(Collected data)
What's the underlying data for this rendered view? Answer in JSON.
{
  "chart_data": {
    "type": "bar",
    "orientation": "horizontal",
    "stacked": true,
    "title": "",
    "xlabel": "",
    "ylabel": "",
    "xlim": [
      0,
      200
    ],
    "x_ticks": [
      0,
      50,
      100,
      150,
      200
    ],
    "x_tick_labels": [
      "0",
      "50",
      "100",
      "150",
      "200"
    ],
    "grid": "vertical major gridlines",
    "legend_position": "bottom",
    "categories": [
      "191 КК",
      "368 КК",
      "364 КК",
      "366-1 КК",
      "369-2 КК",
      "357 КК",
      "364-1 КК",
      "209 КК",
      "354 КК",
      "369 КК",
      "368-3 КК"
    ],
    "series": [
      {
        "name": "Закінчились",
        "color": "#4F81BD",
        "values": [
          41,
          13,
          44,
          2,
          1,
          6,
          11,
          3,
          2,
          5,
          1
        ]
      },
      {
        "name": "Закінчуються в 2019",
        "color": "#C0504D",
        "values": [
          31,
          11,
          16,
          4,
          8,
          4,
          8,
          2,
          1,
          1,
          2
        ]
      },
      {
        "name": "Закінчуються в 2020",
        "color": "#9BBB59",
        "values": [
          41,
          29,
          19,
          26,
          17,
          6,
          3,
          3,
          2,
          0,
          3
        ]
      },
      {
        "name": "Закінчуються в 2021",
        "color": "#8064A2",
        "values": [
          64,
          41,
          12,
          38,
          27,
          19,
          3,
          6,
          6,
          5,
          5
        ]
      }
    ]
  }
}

## Task directions:
Reproduce the records in full, exactly as written.

## Task response:
What's the underlying data for this rendered view? Answer in JSON.
{
  "chart_data": {
    "type": "bar",
    "orientation": "horizontal",
    "stacked": true,
    "title": "",
    "xlabel": "",
    "ylabel": "",
    "xlim": [
      0,
      200
    ],
    "x_ticks": [
      0,
      50,
      100,
      150,
      200
    ],
    "x_tick_labels": [
      "0",
      "50",
      "100",
      "150",
      "200"
    ],
    "grid": "vertical major gridlines",
    "legend_position": "bottom",
    "categories": [
      "191 КК",
      "368 КК",
      "364 КК",
      "366-1 КК",
      "369-2 КК",
      "357 КК",
      "364-1 КК",
      "209 КК",
      "354 КК",
      "369 КК",
      "368-3 КК"
    ],
    "series": [
      {
        "name": "Закінчились",
        "color": "#4F81BD",
        "values": [
          41,
          13,
          44,
          2,
          1,
          6,
          11,
          3,
          2,
          5,
          1
        ]
      },
      {
        "name": "Закінчуються в 2019",
        "color": "#C0504D",
        "values": [
          31,
          11,
          16,
          4,
          8,
          4,
          8,
          2,
          1,
          1,
          2
        ]
      },
      {
        "name": "Закінчуються в 2020",
        "color": "#9BBB59",
        "values": [
          41,
          29,
          19,
          26,
          17,
          6,
          3,
          3,
          2,
          0,
          3
        ]
      },
      {
        "name": "Закінчуються в 2021",
        "color": "#8064A2",
        "values": [
          64,
          41,
          12,
          38,
          27,
          19,
          3,
          6,
          6,
          5,
          5
        ]
      }
    ]
  }
}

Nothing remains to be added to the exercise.